**What you should do**:
Quote the records beneath, complete and exact. Leave out images.

**Entries**:
-------------------------
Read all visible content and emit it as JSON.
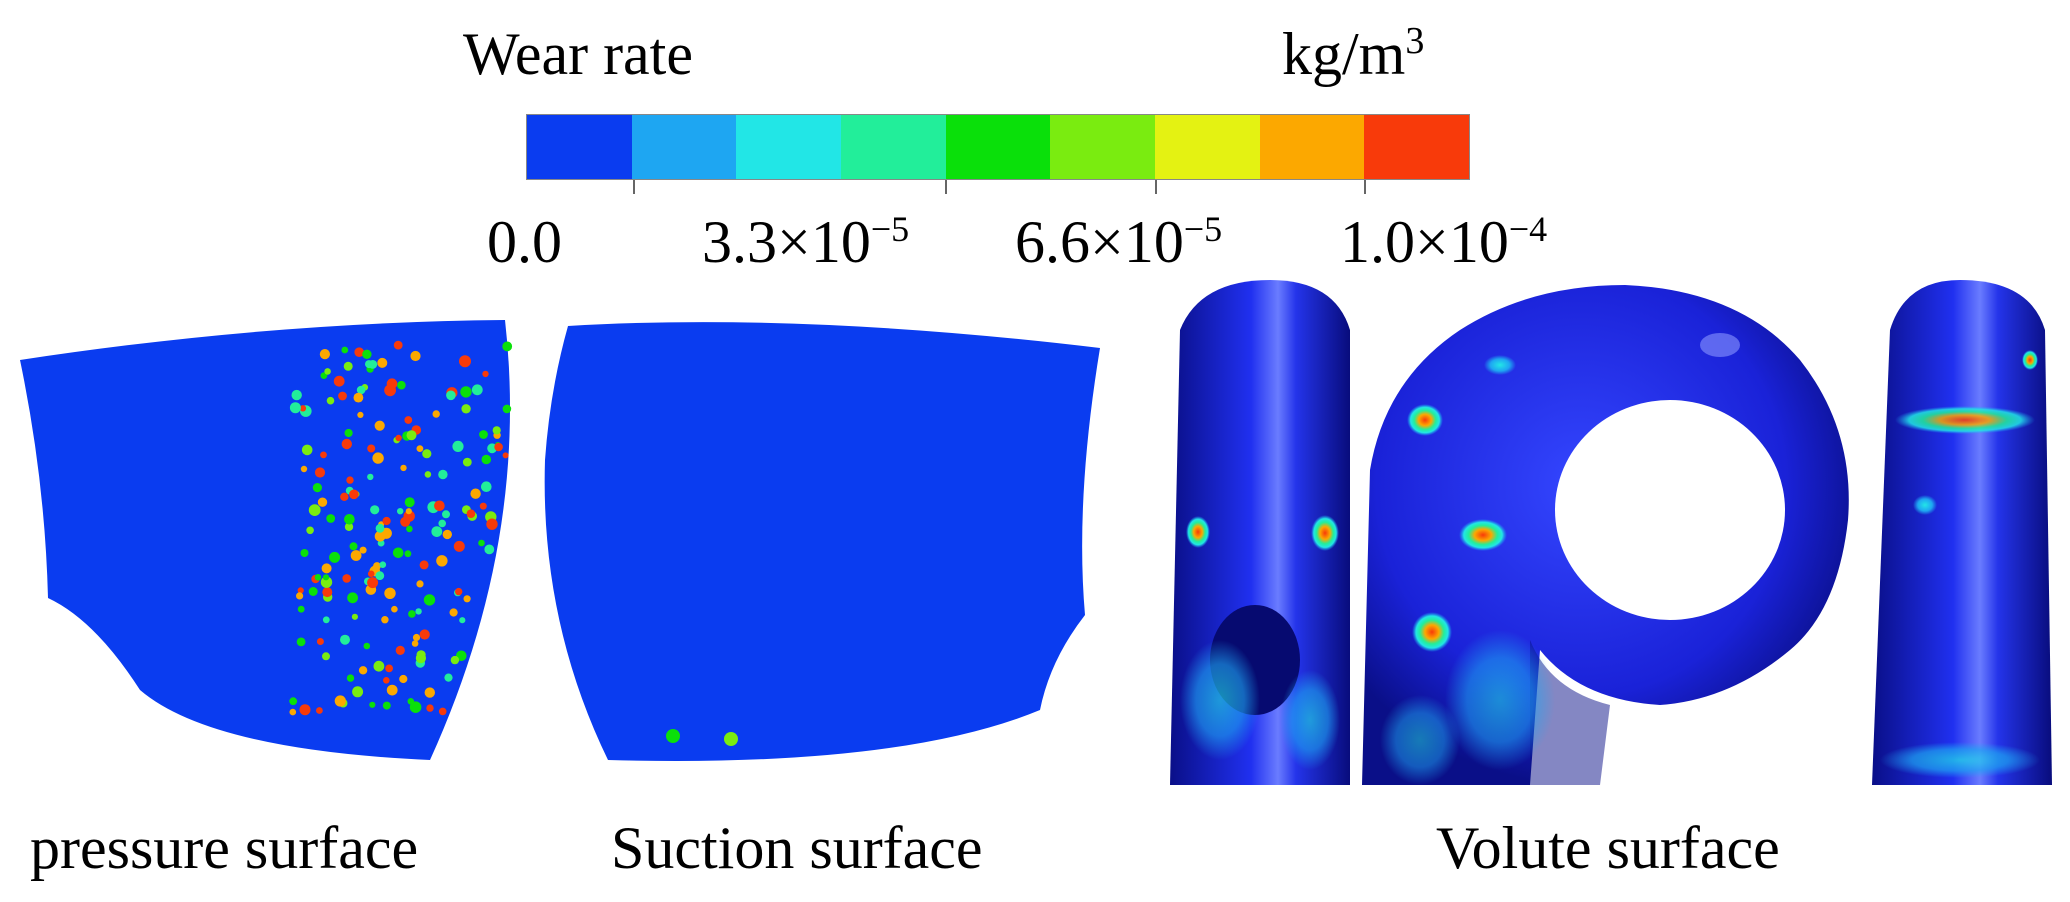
{
  "legend": {
    "title": "Wear rate",
    "unit_base": "kg/m",
    "unit_exp": "3",
    "colors": [
      "#0a3cf0",
      "#1ea6f2",
      "#22e6e6",
      "#22ee9a",
      "#0ae00a",
      "#7aec10",
      "#e4f212",
      "#fca800",
      "#f83a0a"
    ],
    "ticks": [
      {
        "mantissa": "0.0",
        "exp": ""
      },
      {
        "mantissa": "3.3×10",
        "exp": "−5"
      },
      {
        "mantissa": "6.6×10",
        "exp": "−5"
      },
      {
        "mantissa": "1.0×10",
        "exp": "−4"
      }
    ]
  },
  "captions": {
    "pressure": "pressure surface",
    "suction": "Suction surface",
    "volute": "Volute surface"
  },
  "surface_color": "#0a3cf0",
  "volute_color": "#1a22d8"
}
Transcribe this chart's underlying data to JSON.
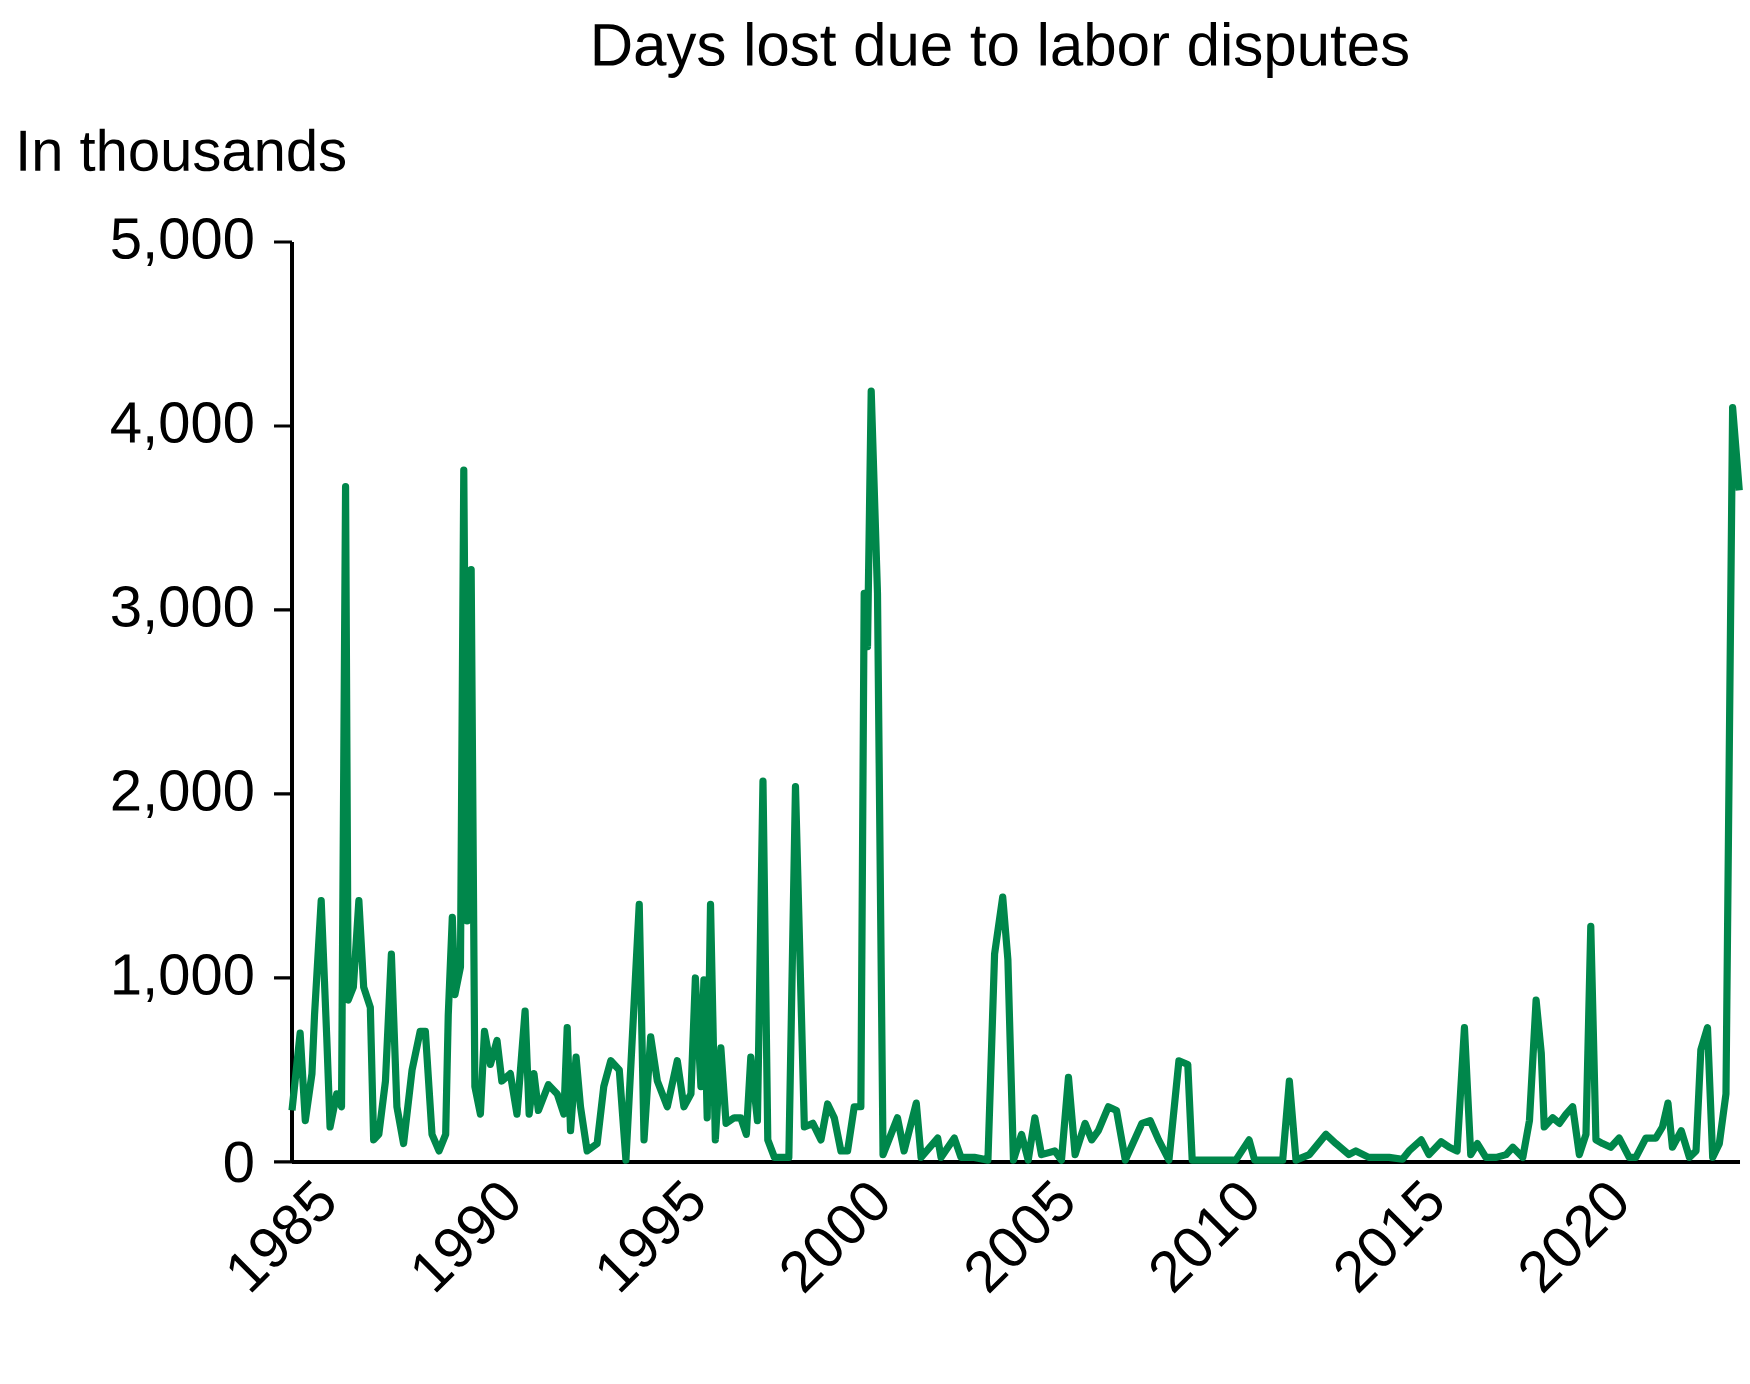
{
  "chart_data": {
    "type": "line",
    "title": "Days lost due to labor disputes",
    "ylabel": "In thousands",
    "color": "#00874b",
    "x": [
      1985.0,
      1985.22,
      1985.36,
      1985.54,
      1985.61,
      1985.79,
      1985.94,
      1986.03,
      1986.21,
      1986.34,
      1986.45,
      1986.52,
      1986.66,
      1986.81,
      1986.94,
      1987.12,
      1987.21,
      1987.35,
      1987.53,
      1987.69,
      1987.84,
      1988.02,
      1988.25,
      1988.47,
      1988.61,
      1988.79,
      1988.98,
      1989.16,
      1989.23,
      1989.34,
      1989.41,
      1989.56,
      1989.65,
      1989.74,
      1989.85,
      1989.95,
      1990.1,
      1990.21,
      1990.37,
      1990.55,
      1990.68,
      1990.91,
      1991.09,
      1991.31,
      1991.42,
      1991.55,
      1991.67,
      1991.94,
      1992.18,
      1992.36,
      1992.45,
      1992.54,
      1992.69,
      1992.81,
      1992.99,
      1993.26,
      1993.44,
      1993.63,
      1993.86,
      1994.04,
      1994.4,
      1994.53,
      1994.71,
      1994.89,
      1995.16,
      1995.43,
      1995.61,
      1995.8,
      1995.92,
      1996.07,
      1996.15,
      1996.24,
      1996.33,
      1996.46,
      1996.61,
      1996.75,
      1996.97,
      1997.15,
      1997.3,
      1997.42,
      1997.6,
      1997.75,
      1997.88,
      1998.06,
      1998.45,
      1998.63,
      1998.87,
      1999.1,
      1999.32,
      1999.5,
      1999.68,
      1999.86,
      2000.04,
      2000.22,
      2000.4,
      2000.49,
      2000.58,
      2000.68,
      2000.85,
      2001.0,
      2001.39,
      2001.57,
      2001.9,
      2002.03,
      2002.48,
      2002.57,
      2002.93,
      2003.11,
      2003.47,
      2003.84,
      2004.02,
      2004.24,
      2004.38,
      2004.53,
      2004.75,
      2004.93,
      2005.11,
      2005.29,
      2005.65,
      2005.83,
      2006.02,
      2006.2,
      2006.47,
      2006.65,
      2006.83,
      2007.1,
      2007.32,
      2007.56,
      2008.01,
      2008.23,
      2008.46,
      2008.74,
      2009.01,
      2009.25,
      2009.37,
      2009.82,
      2010.0,
      2010.55,
      2010.91,
      2011.06,
      2011.45,
      2011.82,
      2012.0,
      2012.18,
      2012.54,
      2012.99,
      2013.26,
      2013.61,
      2013.8,
      2014.15,
      2014.7,
      2015.06,
      2015.24,
      2015.57,
      2015.78,
      2016.11,
      2016.33,
      2016.54,
      2016.74,
      2016.91,
      2017.09,
      2017.32,
      2017.6,
      2017.87,
      2018.05,
      2018.32,
      2018.5,
      2018.68,
      2018.82,
      2018.9,
      2019.13,
      2019.31,
      2019.49,
      2019.67,
      2019.85,
      2020.03,
      2020.16,
      2020.3,
      2020.48,
      2020.7,
      2020.93,
      2021.2,
      2021.38,
      2021.65,
      2021.92,
      2022.1,
      2022.25,
      2022.37,
      2022.61,
      2022.83,
      2023.01,
      2023.14,
      2023.32,
      2023.46,
      2023.64,
      2023.82,
      2024.0,
      2024.18
    ],
    "values": [
      280,
      700,
      225,
      480,
      800,
      1420,
      680,
      190,
      370,
      300,
      3670,
      880,
      950,
      1420,
      950,
      840,
      120,
      150,
      440,
      1130,
      300,
      100,
      500,
      710,
      710,
      150,
      60,
      150,
      800,
      1330,
      910,
      1060,
      3760,
      1310,
      3220,
      410,
      260,
      710,
      530,
      660,
      440,
      480,
      260,
      820,
      260,
      480,
      280,
      420,
      370,
      260,
      730,
      170,
      570,
      300,
      60,
      100,
      410,
      550,
      500,
      10,
      1400,
      120,
      680,
      440,
      300,
      550,
      300,
      370,
      1000,
      410,
      990,
      240,
      1400,
      120,
      620,
      210,
      240,
      240,
      150,
      570,
      225,
      2070,
      120,
      25,
      25,
      2040,
      190,
      210,
      120,
      315,
      240,
      60,
      60,
      300,
      300,
      3090,
      2800,
      4190,
      3090,
      40,
      240,
      60,
      320,
      25,
      130,
      25,
      130,
      25,
      25,
      10,
      1130,
      1440,
      1100,
      10,
      150,
      10,
      240,
      40,
      60,
      10,
      460,
      40,
      210,
      120,
      170,
      300,
      280,
      10,
      210,
      225,
      120,
      10,
      550,
      530,
      10,
      10,
      10,
      10,
      120,
      10,
      10,
      10,
      440,
      10,
      40,
      150,
      100,
      40,
      60,
      25,
      25,
      15,
      60,
      120,
      40,
      110,
      80,
      60,
      730,
      40,
      100,
      25,
      25,
      40,
      80,
      25,
      225,
      880,
      590,
      190,
      240,
      210,
      260,
      300,
      40,
      150,
      1280,
      120,
      100,
      80,
      130,
      25,
      25,
      130,
      130,
      190,
      320,
      80,
      170,
      25,
      60,
      610,
      730,
      25,
      100,
      370,
      4100,
      3650
    ],
    "xlim": [
      1985,
      2024.2
    ],
    "ylim": [
      0,
      5000
    ],
    "xticks": [
      1985,
      1990,
      1995,
      2000,
      2005,
      2010,
      2015,
      2020
    ],
    "yticks": [
      0,
      {
        "value": 1000,
        "label": "1,000"
      },
      {
        "value": 2000,
        "label": "2,000"
      },
      {
        "value": 3000,
        "label": "3,000"
      },
      {
        "value": 4000,
        "label": "4,000"
      },
      {
        "value": 5000,
        "label": "5,000"
      }
    ]
  }
}
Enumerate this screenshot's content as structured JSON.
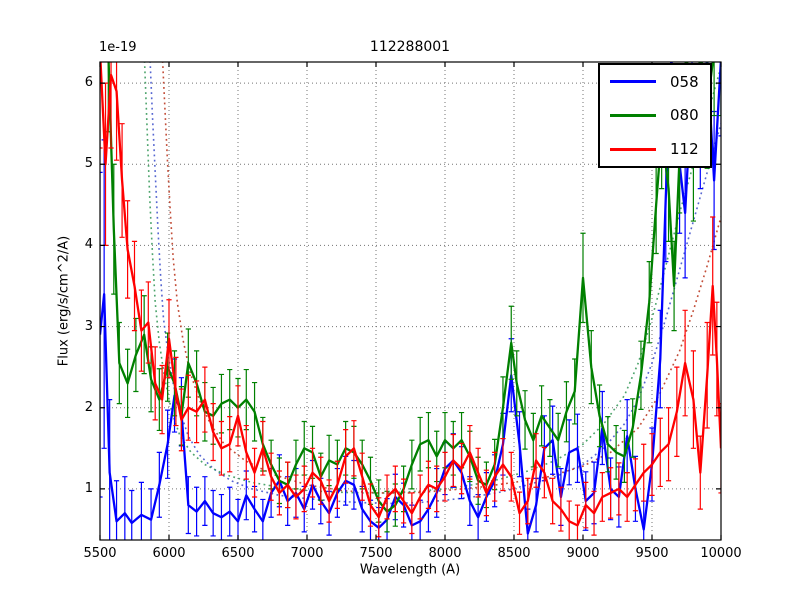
-------------------------
**In response**:
Read all visible content and emit it as JSON.
{
  "legend": {
    "title": "Wear rate",
    "unit_base": "kg/m",
    "unit_exp": "3",
    "colors": [
      "#0a3cf0",
      "#1ea6f2",
      "#22e6e6",
      "#22ee9a",
      "#0ae00a",
      "#7aec10",
      "#e4f212",
      "#fca800",
      "#f83a0a"
    ],
    "ticks": [
      {
        "mantissa": "0.0",
        "exp": ""
      },
      {
        "mantissa": "3.3×10",
        "exp": "−5"
      },
      {
        "mantissa": "6.6×10",
        "exp": "−5"
      },
      {
        "mantissa": "1.0×10",
        "exp": "−4"
      }
    ]
  },
  "captions": {
    "pressure": "pressure surface",
    "suction": "Suction surface",
    "volute": "Volute surface"
  },
  "surface_color": "#0a3cf0",
  "volute_color": "#1a22d8"
}
Transcribe this chart's underlying data to JSON.
{
  "chart_data": {
    "type": "line",
    "title": "Days lost due to labor disputes",
    "ylabel": "In thousands",
    "color": "#00874b",
    "x": [
      1985.0,
      1985.22,
      1985.36,
      1985.54,
      1985.61,
      1985.79,
      1985.94,
      1986.03,
      1986.21,
      1986.34,
      1986.45,
      1986.52,
      1986.66,
      1986.81,
      1986.94,
      1987.12,
      1987.21,
      1987.35,
      1987.53,
      1987.69,
      1987.84,
      1988.02,
      1988.25,
      1988.47,
      1988.61,
      1988.79,
      1988.98,
      1989.16,
      1989.23,
      1989.34,
      1989.41,
      1989.56,
      1989.65,
      1989.74,
      1989.85,
      1989.95,
      1990.1,
      1990.21,
      1990.37,
      1990.55,
      1990.68,
      1990.91,
      1991.09,
      1991.31,
      1991.42,
      1991.55,
      1991.67,
      1991.94,
      1992.18,
      1992.36,
      1992.45,
      1992.54,
      1992.69,
      1992.81,
      1992.99,
      1993.26,
      1993.44,
      1993.63,
      1993.86,
      1994.04,
      1994.4,
      1994.53,
      1994.71,
      1994.89,
      1995.16,
      1995.43,
      1995.61,
      1995.8,
      1995.92,
      1996.07,
      1996.15,
      1996.24,
      1996.33,
      1996.46,
      1996.61,
      1996.75,
      1996.97,
      1997.15,
      1997.3,
      1997.42,
      1997.6,
      1997.75,
      1997.88,
      1998.06,
      1998.45,
      1998.63,
      1998.87,
      1999.1,
      1999.32,
      1999.5,
      1999.68,
      1999.86,
      2000.04,
      2000.22,
      2000.4,
      2000.49,
      2000.58,
      2000.68,
      2000.85,
      2001.0,
      2001.39,
      2001.57,
      2001.9,
      2002.03,
      2002.48,
      2002.57,
      2002.93,
      2003.11,
      2003.47,
      2003.84,
      2004.02,
      2004.24,
      2004.38,
      2004.53,
      2004.75,
      2004.93,
      2005.11,
      2005.29,
      2005.65,
      2005.83,
      2006.02,
      2006.2,
      2006.47,
      2006.65,
      2006.83,
      2007.1,
      2007.32,
      2007.56,
      2008.01,
      2008.23,
      2008.46,
      2008.74,
      2009.01,
      2009.25,
      2009.37,
      2009.82,
      2010.0,
      2010.55,
      2010.91,
      2011.06,
      2011.45,
      2011.82,
      2012.0,
      2012.18,
      2012.54,
      2012.99,
      2013.26,
      2013.61,
      2013.8,
      2014.15,
      2014.7,
      2015.06,
      2015.24,
      2015.57,
      2015.78,
      2016.11,
      2016.33,
      2016.54,
      2016.74,
      2016.91,
      2017.09,
      2017.32,
      2017.6,
      2017.87,
      2018.05,
      2018.32,
      2018.5,
      2018.68,
      2018.82,
      2018.9,
      2019.13,
      2019.31,
      2019.49,
      2019.67,
      2019.85,
      2020.03,
      2020.16,
      2020.3,
      2020.48,
      2020.7,
      2020.93,
      2021.2,
      2021.38,
      2021.65,
      2021.92,
      2022.1,
      2022.25,
      2022.37,
      2022.61,
      2022.83,
      2023.01,
      2023.14,
      2023.32,
      2023.46,
      2023.64,
      2023.82,
      2024.0,
      2024.18
    ],
    "values": [
      280,
      700,
      225,
      480,
      800,
      1420,
      680,
      190,
      370,
      300,
      3670,
      880,
      950,
      1420,
      950,
      840,
      120,
      150,
      440,
      1130,
      300,
      100,
      500,
      710,
      710,
      150,
      60,
      150,
      800,
      1330,
      910,
      1060,
      3760,
      1310,
      3220,
      410,
      260,
      710,
      530,
      660,
      440,
      480,
      260,
      820,
      260,
      480,
      280,
      420,
      370,
      260,
      730,
      170,
      570,
      300,
      60,
      100,
      410,
      550,
      500,
      10,
      1400,
      120,
      680,
      440,
      300,
      550,
      300,
      370,
      1000,
      410,
      990,
      240,
      1400,
      120,
      620,
      210,
      240,
      240,
      150,
      570,
      225,
      2070,
      120,
      25,
      25,
      2040,
      190,
      210,
      120,
      315,
      240,
      60,
      60,
      300,
      300,
      3090,
      2800,
      4190,
      3090,
      40,
      240,
      60,
      320,
      25,
      130,
      25,
      130,
      25,
      25,
      10,
      1130,
      1440,
      1100,
      10,
      150,
      10,
      240,
      40,
      60,
      10,
      460,
      40,
      210,
      120,
      170,
      300,
      280,
      10,
      210,
      225,
      120,
      10,
      550,
      530,
      10,
      10,
      10,
      10,
      120,
      10,
      10,
      10,
      440,
      10,
      40,
      150,
      100,
      40,
      60,
      25,
      25,
      15,
      60,
      120,
      40,
      110,
      80,
      60,
      730,
      40,
      100,
      25,
      25,
      40,
      80,
      25,
      225,
      880,
      590,
      190,
      240,
      210,
      260,
      300,
      40,
      150,
      1280,
      120,
      100,
      80,
      130,
      25,
      25,
      130,
      130,
      190,
      320,
      80,
      170,
      25,
      60,
      610,
      730,
      25,
      100,
      370,
      4100,
      3650
    ],
    "xlim": [
      1985,
      2024.2
    ],
    "ylim": [
      0,
      5000
    ],
    "xticks": [
      1985,
      1990,
      1995,
      2000,
      2005,
      2010,
      2015,
      2020
    ],
    "yticks": [
      0,
      {
        "value": 1000,
        "label": "1,000"
      },
      {
        "value": 2000,
        "label": "2,000"
      },
      {
        "value": 3000,
        "label": "3,000"
      },
      {
        "value": 4000,
        "label": "4,000"
      },
      {
        "value": 5000,
        "label": "5,000"
      }
    ]
  }
}
Enumerate this screenshot's content as structured JSON.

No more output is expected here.